## BEGIN SUPPLIED INFORMATION

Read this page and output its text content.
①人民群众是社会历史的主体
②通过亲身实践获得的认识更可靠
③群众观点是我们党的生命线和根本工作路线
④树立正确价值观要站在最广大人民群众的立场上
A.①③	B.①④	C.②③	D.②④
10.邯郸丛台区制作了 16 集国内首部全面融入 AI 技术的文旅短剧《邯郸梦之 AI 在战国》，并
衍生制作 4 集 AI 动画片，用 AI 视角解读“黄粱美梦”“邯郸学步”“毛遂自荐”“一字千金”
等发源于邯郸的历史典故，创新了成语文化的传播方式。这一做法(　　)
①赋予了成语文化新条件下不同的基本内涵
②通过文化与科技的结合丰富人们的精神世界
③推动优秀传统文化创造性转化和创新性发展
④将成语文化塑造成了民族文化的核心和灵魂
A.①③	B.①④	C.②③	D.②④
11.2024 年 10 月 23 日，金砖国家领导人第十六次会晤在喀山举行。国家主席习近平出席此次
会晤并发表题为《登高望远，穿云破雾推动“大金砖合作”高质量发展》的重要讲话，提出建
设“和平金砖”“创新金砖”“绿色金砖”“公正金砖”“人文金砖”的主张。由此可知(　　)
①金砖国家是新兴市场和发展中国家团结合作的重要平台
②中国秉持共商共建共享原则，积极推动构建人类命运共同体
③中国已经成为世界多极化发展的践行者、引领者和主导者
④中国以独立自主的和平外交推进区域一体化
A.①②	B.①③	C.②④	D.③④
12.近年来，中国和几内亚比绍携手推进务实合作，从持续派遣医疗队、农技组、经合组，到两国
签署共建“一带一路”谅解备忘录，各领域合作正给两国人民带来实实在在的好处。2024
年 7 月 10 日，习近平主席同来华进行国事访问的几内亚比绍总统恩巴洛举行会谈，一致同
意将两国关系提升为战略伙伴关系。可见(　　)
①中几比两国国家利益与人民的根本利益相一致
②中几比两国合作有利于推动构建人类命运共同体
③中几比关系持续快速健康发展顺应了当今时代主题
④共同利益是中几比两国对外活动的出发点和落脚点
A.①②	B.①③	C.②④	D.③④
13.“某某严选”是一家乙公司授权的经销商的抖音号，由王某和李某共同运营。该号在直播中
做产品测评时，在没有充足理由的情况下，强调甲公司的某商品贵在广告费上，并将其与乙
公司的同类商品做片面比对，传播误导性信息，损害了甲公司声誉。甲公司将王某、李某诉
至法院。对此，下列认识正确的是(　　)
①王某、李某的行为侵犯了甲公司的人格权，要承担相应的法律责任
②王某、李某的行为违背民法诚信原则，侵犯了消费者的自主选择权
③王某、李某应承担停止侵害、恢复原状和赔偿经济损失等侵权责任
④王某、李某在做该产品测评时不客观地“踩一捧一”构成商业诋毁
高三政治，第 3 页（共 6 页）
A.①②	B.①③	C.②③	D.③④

## END SUPPLIED INFORMATION

▸ EXERCISE BRIEF: Each line of the material should be echoed exactly.

▸ WORKED ANSWER:
Read this page and output its text content.
①人民群众是社会历史的主体
②通过亲身实践获得的认识更可靠
③群众观点是我们党的生命线和根本工作路线
④树立正确价值观要站在最广大人民群众的立场上
A.①③	B.①④	C.②③	D.②④
10.邯郸丛台区制作了 16 集国内首部全面融入 AI 技术的文旅短剧《邯郸梦之 AI 在战国》，并
衍生制作 4 集 AI 动画片，用 AI 视角解读“黄粱美梦”“邯郸学步”“毛遂自荐”“一字千金”
等发源于邯郸的历史典故，创新了成语文化的传播方式。这一做法(　　)
①赋予了成语文化新条件下不同的基本内涵
②通过文化与科技的结合丰富人们的精神世界
③推动优秀传统文化创造性转化和创新性发展
④将成语文化塑造成了民族文化的核心和灵魂
A.①③	B.①④	C.②③	D.②④
11.2024 年 10 月 23 日，金砖国家领导人第十六次会晤在喀山举行。国家主席习近平出席此次
会晤并发表题为《登高望远，穿云破雾推动“大金砖合作”高质量发展》的重要讲话，提出建
设“和平金砖”“创新金砖”“绿色金砖”“公正金砖”“人文金砖”的主张。由此可知(　　)
①金砖国家是新兴市场和发展中国家团结合作的重要平台
②中国秉持共商共建共享原则，积极推动构建人类命运共同体
③中国已经成为世界多极化发展的践行者、引领者和主导者
④中国以独立自主的和平外交推进区域一体化
A.①②	B.①③	C.②④	D.③④
12.近年来，中国和几内亚比绍携手推进务实合作，从持续派遣医疗队、农技组、经合组，到两国
签署共建“一带一路”谅解备忘录，各领域合作正给两国人民带来实实在在的好处。2024
年 7 月 10 日，习近平主席同来华进行国事访问的几内亚比绍总统恩巴洛举行会谈，一致同
意将两国关系提升为战略伙伴关系。可见(　　)
①中几比两国国家利益与人民的根本利益相一致
②中几比两国合作有利于推动构建人类命运共同体
③中几比关系持续快速健康发展顺应了当今时代主题
④共同利益是中几比两国对外活动的出发点和落脚点
A.①②	B.①③	C.②④	D.③④
13.“某某严选”是一家乙公司授权的经销商的抖音号，由王某和李某共同运营。该号在直播中
做产品测评时，在没有充足理由的情况下，强调甲公司的某商品贵在广告费上，并将其与乙
公司的同类商品做片面比对，传播误导性信息，损害了甲公司声誉。甲公司将王某、李某诉
至法院。对此，下列认识正确的是(　　)
①王某、李某的行为侵犯了甲公司的人格权，要承担相应的法律责任
②王某、李某的行为违背民法诚信原则，侵犯了消费者的自主选择权
③王某、李某应承担停止侵害、恢复原状和赔偿经济损失等侵权责任
④王某、李某在做该产品测评时不客观地“踩一捧一”构成商业诋毁
高三政治，第 3 页（共 6 页）
A.①②	B.①③	C.②③	D.③④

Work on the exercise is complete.